### TASK INPUT ###

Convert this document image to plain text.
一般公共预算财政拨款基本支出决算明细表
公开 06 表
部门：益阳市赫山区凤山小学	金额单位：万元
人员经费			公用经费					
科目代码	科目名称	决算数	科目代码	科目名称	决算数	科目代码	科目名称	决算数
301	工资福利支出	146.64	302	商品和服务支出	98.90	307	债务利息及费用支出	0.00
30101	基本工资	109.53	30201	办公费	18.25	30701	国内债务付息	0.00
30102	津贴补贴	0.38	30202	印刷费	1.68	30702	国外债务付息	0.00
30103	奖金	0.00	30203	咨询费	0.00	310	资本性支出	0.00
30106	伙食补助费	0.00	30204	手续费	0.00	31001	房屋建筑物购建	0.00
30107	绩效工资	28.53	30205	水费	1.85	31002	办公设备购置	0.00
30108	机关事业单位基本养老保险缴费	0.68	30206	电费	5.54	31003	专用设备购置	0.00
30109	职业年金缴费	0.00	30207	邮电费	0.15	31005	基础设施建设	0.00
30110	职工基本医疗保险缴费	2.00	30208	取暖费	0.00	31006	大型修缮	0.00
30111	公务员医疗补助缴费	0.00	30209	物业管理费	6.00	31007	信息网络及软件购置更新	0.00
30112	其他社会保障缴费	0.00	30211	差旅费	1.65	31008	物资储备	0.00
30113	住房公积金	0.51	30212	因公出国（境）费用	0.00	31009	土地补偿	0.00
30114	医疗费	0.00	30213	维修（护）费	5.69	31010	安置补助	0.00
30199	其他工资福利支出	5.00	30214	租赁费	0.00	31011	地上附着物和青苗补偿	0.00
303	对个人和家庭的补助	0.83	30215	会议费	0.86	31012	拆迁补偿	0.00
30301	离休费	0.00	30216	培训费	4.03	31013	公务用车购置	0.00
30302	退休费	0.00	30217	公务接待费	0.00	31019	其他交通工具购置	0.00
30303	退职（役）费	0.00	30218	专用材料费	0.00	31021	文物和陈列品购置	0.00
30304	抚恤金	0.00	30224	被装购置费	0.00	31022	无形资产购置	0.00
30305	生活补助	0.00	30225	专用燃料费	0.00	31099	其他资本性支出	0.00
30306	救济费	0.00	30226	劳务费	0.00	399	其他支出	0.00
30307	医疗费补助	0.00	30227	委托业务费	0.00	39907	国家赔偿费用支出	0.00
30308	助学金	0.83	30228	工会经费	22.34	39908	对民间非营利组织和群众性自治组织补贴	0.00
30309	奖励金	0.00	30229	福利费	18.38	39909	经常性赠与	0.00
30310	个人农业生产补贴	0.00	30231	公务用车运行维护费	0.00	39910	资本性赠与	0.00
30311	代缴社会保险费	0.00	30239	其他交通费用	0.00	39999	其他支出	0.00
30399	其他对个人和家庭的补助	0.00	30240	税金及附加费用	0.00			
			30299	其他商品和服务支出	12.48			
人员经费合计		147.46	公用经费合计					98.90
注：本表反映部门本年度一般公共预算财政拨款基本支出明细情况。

###

— WHAT TO WORK ON —
Pull out each line of the entries that contains "其他支出".

— ANSWER TO THIS EXERCISE —
30306	救济费	0.00	30226	劳务费	0.00	399	其他支出	0.00
30311	代缴社会保险费	0.00	30239	其他交通费用	0.00	39999	其他支出	0.00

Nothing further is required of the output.